▸ **DATA PROVIDED**:
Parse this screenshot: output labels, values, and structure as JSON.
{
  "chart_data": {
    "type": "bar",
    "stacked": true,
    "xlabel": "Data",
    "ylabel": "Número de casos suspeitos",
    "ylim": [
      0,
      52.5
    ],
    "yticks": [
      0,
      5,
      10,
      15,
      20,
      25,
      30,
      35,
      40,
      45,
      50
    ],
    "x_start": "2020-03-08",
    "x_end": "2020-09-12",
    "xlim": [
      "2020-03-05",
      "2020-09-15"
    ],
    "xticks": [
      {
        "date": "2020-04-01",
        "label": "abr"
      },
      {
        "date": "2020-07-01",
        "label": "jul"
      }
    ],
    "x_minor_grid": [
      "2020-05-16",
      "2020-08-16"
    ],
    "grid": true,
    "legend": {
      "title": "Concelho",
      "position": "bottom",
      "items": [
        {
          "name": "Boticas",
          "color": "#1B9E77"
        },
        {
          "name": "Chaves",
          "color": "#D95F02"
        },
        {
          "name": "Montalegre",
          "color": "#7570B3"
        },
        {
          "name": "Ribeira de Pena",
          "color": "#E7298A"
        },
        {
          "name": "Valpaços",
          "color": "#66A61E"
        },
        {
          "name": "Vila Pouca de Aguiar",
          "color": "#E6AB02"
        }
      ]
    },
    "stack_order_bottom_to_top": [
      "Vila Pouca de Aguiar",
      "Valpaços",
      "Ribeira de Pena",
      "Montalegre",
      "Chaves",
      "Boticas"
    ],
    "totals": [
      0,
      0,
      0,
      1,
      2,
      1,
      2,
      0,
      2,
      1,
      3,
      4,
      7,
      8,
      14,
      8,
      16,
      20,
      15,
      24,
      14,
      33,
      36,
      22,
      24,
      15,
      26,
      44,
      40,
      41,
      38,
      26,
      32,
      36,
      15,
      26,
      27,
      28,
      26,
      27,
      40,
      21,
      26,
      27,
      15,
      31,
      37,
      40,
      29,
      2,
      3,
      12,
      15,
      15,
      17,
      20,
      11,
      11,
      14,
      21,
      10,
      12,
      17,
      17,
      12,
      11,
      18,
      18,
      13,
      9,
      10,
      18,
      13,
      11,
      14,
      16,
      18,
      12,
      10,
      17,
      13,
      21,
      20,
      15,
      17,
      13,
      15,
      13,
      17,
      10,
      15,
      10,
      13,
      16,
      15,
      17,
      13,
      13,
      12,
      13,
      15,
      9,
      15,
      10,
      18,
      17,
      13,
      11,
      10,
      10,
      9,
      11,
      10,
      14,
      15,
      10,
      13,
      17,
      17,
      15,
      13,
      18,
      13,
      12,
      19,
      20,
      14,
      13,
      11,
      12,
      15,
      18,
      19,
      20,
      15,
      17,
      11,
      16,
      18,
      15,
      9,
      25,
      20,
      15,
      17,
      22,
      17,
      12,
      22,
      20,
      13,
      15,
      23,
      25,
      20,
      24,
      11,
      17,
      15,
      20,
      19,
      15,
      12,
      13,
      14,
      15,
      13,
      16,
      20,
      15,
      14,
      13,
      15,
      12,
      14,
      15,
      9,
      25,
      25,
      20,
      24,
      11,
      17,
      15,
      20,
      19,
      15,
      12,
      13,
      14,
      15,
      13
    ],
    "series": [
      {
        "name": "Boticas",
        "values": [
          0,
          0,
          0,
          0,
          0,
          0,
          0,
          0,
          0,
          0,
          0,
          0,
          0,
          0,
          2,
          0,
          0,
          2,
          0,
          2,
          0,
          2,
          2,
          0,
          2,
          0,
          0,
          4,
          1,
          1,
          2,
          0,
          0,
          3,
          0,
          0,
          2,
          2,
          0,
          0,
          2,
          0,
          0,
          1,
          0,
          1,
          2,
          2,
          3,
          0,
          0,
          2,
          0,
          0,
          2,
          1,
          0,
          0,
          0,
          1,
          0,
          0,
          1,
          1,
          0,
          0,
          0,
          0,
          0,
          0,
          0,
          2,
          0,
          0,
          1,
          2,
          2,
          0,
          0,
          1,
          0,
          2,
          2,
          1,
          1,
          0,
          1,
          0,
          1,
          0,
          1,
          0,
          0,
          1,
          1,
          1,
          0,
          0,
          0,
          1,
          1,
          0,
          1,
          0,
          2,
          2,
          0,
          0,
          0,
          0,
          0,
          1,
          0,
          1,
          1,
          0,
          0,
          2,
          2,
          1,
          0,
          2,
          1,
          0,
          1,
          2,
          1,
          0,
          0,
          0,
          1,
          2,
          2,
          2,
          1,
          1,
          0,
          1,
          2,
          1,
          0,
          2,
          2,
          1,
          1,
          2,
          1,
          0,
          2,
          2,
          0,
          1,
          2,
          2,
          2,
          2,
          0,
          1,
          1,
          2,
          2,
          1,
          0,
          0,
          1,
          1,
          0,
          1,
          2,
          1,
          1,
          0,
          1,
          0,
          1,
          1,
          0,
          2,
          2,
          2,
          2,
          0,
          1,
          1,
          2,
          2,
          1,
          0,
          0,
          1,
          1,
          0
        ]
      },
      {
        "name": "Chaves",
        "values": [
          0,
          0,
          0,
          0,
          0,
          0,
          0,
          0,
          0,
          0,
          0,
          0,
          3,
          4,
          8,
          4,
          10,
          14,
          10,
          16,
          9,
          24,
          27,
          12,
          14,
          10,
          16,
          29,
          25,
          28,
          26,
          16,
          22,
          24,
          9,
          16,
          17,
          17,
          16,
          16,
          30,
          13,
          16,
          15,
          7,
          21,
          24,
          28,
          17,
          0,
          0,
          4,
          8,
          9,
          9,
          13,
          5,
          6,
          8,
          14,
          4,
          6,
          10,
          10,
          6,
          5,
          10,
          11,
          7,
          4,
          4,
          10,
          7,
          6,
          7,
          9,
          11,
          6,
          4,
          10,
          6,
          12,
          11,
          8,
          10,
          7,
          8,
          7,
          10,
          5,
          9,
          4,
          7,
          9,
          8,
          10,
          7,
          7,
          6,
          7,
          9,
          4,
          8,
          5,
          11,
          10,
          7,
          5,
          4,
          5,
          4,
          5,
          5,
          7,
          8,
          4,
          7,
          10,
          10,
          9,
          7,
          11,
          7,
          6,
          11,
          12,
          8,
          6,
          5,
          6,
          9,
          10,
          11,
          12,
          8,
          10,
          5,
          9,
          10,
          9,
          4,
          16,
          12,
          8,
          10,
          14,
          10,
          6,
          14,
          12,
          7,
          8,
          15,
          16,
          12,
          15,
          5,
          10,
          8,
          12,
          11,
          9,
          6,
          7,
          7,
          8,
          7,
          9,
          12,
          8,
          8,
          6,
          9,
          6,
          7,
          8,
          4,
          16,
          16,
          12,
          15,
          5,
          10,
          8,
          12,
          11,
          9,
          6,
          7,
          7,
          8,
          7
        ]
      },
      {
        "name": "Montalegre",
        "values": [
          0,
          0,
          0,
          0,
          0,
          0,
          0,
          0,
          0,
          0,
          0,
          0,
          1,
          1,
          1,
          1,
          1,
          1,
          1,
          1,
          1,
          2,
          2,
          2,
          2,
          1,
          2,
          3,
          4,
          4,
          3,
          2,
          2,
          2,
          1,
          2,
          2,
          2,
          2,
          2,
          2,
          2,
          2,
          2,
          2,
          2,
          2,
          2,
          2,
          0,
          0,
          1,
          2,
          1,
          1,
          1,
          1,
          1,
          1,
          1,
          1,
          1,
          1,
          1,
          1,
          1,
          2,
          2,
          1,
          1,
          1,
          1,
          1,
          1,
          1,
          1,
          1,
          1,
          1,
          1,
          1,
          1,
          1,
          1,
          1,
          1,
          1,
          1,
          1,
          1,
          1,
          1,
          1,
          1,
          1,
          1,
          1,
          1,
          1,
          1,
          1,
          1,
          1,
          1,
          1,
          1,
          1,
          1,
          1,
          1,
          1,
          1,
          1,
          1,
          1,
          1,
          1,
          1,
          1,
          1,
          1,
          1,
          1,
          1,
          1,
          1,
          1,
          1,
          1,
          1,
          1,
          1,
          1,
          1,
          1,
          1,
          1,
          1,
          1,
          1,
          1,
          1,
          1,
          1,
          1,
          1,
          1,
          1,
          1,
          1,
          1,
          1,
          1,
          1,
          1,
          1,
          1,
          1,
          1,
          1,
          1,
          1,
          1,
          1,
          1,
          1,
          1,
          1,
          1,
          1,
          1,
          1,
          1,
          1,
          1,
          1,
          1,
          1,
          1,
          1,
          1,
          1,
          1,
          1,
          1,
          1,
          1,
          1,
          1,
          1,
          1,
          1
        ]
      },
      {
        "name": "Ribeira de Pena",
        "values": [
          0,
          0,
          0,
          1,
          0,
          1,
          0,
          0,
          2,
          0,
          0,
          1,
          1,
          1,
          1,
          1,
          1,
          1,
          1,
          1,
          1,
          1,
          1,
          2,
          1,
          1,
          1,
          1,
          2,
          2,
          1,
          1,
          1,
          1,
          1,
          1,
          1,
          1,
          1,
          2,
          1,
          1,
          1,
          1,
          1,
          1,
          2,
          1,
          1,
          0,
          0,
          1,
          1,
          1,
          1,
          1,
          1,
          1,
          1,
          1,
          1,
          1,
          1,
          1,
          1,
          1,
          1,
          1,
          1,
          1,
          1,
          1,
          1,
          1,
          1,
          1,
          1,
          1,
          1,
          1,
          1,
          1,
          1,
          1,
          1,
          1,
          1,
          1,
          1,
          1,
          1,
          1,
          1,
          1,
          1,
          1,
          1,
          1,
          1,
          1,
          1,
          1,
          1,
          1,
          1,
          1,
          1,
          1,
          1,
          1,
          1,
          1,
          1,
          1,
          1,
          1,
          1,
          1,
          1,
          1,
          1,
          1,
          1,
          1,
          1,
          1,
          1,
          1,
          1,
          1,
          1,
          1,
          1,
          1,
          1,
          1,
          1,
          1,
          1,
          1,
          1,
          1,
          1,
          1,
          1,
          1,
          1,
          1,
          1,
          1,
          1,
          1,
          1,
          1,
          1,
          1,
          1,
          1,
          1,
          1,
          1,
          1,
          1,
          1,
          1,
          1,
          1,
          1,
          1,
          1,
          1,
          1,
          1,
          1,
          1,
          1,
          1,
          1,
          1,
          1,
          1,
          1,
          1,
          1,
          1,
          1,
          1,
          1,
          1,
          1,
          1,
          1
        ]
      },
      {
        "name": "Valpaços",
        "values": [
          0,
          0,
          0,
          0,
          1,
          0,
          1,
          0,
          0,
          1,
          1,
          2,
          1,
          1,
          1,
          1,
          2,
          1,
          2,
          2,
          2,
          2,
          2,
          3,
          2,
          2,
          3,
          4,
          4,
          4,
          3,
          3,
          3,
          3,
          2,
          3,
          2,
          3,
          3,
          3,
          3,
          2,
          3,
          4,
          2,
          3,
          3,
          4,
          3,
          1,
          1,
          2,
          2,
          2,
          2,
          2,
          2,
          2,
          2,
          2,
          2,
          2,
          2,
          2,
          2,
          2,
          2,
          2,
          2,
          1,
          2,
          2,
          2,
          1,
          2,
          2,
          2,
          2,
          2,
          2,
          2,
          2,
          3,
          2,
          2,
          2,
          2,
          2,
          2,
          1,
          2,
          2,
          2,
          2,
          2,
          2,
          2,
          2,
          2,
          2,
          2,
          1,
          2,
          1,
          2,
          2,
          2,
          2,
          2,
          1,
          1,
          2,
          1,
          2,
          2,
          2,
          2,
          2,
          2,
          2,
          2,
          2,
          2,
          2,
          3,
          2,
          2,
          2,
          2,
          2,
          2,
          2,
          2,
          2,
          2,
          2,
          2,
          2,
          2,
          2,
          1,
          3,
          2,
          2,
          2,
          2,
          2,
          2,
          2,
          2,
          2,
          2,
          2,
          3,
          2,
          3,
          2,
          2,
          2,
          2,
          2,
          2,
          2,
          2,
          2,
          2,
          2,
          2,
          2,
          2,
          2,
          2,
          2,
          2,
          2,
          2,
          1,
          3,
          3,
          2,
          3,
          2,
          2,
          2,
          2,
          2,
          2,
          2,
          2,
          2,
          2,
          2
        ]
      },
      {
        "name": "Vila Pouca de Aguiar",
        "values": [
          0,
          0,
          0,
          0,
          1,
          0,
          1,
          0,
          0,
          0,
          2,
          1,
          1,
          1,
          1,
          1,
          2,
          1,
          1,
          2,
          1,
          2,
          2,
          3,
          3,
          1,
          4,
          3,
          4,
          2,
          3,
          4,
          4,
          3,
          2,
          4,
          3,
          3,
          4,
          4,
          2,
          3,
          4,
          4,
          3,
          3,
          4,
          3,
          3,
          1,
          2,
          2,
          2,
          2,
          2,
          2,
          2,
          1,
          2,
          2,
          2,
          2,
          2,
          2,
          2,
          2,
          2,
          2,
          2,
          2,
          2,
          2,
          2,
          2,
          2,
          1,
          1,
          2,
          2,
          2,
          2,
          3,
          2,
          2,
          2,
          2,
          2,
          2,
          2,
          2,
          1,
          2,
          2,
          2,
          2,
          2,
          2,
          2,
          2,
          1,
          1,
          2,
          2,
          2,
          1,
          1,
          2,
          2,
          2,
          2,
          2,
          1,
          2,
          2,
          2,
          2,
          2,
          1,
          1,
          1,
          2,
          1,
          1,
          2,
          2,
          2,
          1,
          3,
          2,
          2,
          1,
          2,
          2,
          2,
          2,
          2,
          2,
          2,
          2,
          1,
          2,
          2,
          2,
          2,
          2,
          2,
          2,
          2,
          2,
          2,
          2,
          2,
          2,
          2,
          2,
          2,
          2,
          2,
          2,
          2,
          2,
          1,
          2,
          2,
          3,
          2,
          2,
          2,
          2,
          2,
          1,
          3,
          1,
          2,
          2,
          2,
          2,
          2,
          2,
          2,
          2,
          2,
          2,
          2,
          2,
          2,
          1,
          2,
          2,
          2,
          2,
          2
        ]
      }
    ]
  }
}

▸ **GIVEN INSTRUCTION**: Give only the number of lines in the entries that contain "name".

▸ **FINISHED EXERCISE**: 12